The complete listing should be restated exactly.

■ **Data rows**:
****

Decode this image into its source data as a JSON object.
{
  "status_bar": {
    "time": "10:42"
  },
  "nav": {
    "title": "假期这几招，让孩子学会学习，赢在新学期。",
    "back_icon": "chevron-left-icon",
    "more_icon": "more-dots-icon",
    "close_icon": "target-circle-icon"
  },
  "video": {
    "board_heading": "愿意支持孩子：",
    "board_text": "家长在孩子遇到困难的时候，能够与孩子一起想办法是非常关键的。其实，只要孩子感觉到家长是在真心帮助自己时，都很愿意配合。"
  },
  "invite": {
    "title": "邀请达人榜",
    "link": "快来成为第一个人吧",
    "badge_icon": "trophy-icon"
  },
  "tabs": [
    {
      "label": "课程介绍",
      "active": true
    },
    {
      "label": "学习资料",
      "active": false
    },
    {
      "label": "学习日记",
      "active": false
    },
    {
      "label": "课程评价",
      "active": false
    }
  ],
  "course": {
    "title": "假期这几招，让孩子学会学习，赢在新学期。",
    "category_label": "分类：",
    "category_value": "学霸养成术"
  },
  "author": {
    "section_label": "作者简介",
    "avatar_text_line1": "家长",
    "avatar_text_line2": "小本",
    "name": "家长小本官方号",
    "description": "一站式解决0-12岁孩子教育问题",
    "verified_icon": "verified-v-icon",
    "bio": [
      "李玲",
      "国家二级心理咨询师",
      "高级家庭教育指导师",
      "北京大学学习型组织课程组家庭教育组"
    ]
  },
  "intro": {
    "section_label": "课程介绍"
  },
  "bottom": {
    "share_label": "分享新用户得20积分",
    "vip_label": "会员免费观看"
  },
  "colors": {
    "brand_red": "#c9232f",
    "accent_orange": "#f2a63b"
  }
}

****

■ **Correct answer**:
Decode this image into its source data as a JSON object.
{
  "status_bar": {
    "time": "10:42"
  },
  "nav": {
    "title": "假期这几招，让孩子学会学习，赢在新学期。",
    "back_icon": "chevron-left-icon",
    "more_icon": "more-dots-icon",
    "close_icon": "target-circle-icon"
  },
  "video": {
    "board_heading": "愿意支持孩子：",
    "board_text": "家长在孩子遇到困难的时候，能够与孩子一起想办法是非常关键的。其实，只要孩子感觉到家长是在真心帮助自己时，都很愿意配合。"
  },
  "invite": {
    "title": "邀请达人榜",
    "link": "快来成为第一个人吧",
    "badge_icon": "trophy-icon"
  },
  "tabs": [
    {
      "label": "课程介绍",
      "active": true
    },
    {
      "label": "学习资料",
      "active": false
    },
    {
      "label": "学习日记",
      "active": false
    },
    {
      "label": "课程评价",
      "active": false
    }
  ],
  "course": {
    "title": "假期这几招，让孩子学会学习，赢在新学期。",
    "category_label": "分类：",
    "category_value": "学霸养成术"
  },
  "author": {
    "section_label": "作者简介",
    "avatar_text_line1": "家长",
    "avatar_text_line2": "小本",
    "name": "家长小本官方号",
    "description": "一站式解决0-12岁孩子教育问题",
    "verified_icon": "verified-v-icon",
    "bio": [
      "李玲",
      "国家二级心理咨询师",
      "高级家庭教育指导师",
      "北京大学学习型组织课程组家庭教育组"
    ]
  },
  "intro": {
    "section_label": "课程介绍"
  },
  "bottom": {
    "share_label": "分享新用户得20积分",
    "vip_label": "会员免费观看"
  },
  "colors": {
    "brand_red": "#c9232f",
    "accent_orange": "#f2a63b"
  }
}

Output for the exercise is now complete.